** Given instruction **
Locate each line holding the string "xlabel" and copy it.

Begin Record set

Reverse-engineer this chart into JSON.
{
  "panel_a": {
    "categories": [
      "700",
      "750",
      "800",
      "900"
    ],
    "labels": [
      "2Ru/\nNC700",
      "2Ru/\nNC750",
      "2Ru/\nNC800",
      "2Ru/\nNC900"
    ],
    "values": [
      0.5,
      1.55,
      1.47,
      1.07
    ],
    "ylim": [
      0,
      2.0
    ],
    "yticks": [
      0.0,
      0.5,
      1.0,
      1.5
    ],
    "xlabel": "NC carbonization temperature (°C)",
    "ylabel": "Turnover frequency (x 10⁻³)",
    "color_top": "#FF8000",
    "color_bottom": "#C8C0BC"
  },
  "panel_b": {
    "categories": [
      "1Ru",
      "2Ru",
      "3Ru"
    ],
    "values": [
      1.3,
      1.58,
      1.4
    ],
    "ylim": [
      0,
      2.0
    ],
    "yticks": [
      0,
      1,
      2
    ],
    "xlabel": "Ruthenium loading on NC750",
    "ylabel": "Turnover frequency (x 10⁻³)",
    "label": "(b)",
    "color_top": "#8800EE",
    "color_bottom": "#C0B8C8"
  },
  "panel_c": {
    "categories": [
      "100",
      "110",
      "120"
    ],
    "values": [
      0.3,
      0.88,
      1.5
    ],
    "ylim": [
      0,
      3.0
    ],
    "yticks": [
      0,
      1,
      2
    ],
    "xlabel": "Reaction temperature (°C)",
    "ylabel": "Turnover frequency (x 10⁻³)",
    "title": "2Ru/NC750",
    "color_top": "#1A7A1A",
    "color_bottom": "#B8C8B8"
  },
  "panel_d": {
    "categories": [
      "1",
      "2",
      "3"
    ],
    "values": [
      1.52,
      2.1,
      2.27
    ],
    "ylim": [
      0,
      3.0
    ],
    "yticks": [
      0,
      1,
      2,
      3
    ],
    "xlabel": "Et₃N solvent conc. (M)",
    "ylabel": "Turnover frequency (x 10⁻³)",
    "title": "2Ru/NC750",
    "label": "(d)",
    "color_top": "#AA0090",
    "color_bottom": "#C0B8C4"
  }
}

End Record set
Begin Record set

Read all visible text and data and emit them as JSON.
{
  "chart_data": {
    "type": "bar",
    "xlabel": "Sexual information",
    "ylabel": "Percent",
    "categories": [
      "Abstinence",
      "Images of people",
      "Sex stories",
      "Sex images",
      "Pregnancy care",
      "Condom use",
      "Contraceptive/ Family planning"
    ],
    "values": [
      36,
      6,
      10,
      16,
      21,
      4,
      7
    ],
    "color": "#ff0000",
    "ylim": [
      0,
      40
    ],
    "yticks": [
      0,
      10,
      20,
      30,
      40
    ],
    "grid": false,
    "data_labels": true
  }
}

End Record set
Begin Record set

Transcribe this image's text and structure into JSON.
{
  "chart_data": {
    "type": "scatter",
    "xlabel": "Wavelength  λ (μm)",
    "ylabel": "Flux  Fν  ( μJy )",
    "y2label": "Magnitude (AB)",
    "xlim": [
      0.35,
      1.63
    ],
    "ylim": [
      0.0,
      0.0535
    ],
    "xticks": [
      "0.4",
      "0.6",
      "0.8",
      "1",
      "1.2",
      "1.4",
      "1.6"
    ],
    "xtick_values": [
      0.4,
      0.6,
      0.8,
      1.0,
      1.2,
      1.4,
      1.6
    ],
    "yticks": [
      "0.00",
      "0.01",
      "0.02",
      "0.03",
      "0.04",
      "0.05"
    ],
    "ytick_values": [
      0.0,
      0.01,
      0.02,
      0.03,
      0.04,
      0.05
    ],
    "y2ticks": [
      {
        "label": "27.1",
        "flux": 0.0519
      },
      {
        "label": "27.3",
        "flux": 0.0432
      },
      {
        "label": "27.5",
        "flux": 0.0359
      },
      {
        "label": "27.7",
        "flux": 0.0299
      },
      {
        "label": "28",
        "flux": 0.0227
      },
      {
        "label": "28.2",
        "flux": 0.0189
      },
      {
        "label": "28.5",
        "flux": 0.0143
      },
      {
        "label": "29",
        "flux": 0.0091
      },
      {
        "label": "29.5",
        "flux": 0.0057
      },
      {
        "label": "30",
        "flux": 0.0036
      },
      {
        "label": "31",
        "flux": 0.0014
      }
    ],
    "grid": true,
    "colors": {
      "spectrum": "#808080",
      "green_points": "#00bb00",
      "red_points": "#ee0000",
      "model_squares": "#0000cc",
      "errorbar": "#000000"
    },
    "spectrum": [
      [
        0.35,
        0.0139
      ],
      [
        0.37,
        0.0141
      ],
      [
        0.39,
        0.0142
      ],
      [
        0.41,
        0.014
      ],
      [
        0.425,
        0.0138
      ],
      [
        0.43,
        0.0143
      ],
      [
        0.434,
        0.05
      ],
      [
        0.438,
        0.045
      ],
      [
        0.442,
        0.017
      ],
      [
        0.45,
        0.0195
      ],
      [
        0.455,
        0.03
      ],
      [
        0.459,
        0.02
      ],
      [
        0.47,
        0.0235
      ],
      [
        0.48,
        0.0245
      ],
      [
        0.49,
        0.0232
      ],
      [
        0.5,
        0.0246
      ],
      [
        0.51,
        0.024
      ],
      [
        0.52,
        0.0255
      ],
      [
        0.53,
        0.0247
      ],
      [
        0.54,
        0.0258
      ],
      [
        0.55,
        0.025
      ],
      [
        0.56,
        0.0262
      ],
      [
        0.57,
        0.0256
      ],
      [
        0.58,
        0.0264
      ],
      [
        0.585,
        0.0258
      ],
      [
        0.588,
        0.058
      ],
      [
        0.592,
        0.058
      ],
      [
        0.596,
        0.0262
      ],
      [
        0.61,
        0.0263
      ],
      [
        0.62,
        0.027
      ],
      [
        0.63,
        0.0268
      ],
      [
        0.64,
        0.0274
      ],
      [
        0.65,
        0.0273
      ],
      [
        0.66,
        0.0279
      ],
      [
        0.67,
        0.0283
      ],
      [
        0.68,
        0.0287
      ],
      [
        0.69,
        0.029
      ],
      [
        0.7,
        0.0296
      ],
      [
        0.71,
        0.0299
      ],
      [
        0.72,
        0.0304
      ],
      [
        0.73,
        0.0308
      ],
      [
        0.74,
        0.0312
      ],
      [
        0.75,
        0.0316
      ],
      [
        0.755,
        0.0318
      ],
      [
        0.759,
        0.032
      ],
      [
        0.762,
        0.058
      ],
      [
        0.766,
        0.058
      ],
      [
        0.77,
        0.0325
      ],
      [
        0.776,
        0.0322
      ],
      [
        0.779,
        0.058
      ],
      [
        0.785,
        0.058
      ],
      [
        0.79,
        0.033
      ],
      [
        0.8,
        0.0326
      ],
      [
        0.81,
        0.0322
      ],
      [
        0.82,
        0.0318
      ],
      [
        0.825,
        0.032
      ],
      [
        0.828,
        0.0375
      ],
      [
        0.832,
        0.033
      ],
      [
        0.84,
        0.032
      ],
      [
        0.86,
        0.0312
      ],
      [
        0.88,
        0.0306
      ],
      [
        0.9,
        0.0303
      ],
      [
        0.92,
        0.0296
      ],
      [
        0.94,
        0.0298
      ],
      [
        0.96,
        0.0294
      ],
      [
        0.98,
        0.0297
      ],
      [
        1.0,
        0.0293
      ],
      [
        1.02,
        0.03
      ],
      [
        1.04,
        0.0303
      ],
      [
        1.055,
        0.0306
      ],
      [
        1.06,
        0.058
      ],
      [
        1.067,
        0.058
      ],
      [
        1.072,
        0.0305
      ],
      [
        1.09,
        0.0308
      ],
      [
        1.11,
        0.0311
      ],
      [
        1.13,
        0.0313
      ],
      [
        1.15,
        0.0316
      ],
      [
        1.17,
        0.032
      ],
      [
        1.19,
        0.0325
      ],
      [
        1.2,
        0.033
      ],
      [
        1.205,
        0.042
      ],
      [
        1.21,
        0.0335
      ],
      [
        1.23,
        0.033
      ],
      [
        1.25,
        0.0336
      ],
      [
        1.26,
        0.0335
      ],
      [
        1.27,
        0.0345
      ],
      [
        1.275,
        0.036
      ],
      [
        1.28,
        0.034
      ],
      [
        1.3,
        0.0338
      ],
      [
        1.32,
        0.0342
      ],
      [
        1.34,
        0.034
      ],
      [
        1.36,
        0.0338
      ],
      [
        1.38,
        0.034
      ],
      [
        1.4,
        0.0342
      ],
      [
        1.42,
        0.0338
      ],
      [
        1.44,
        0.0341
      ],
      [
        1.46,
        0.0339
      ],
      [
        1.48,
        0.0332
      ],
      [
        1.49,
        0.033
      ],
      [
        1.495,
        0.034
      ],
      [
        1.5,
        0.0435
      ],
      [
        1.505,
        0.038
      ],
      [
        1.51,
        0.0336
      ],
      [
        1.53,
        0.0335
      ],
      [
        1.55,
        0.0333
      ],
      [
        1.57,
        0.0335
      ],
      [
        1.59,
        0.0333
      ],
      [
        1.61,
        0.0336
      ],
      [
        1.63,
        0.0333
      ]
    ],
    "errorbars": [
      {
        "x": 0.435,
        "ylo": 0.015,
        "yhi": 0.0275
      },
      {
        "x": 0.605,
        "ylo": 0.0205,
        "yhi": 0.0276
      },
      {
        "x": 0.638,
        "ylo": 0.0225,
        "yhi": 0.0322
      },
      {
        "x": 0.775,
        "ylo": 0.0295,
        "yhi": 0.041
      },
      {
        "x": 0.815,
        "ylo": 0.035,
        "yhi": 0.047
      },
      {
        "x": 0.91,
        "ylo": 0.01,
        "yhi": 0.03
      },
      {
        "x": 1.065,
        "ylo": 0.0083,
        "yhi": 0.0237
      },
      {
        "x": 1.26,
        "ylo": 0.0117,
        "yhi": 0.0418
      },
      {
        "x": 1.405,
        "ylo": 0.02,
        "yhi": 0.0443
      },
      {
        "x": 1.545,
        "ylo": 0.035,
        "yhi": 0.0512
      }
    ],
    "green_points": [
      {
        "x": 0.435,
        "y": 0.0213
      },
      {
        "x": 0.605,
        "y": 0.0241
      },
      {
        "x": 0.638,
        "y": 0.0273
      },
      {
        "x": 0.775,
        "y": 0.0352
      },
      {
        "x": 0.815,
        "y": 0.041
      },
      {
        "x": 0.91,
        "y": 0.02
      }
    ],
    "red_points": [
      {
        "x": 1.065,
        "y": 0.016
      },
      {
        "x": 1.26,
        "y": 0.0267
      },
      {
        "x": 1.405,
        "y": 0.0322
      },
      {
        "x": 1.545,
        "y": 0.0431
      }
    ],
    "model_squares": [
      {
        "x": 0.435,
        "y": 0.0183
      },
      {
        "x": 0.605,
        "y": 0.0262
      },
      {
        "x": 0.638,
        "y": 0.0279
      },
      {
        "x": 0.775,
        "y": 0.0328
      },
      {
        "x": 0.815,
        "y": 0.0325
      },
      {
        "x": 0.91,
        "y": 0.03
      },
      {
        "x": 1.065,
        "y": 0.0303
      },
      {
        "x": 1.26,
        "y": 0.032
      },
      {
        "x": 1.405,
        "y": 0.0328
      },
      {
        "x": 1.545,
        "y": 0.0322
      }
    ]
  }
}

End Record set

** Result for this exercise **
    "xlabel": "NC carbonization temperature (°C)",
    "xlabel": "Ruthenium loading on NC750",
    "xlabel": "Reaction temperature (°C)",
    "xlabel": "Et₃N solvent conc. (M)",
    "xlabel": "Sexual information",
    "xlabel": "Wavelength  λ (μm)",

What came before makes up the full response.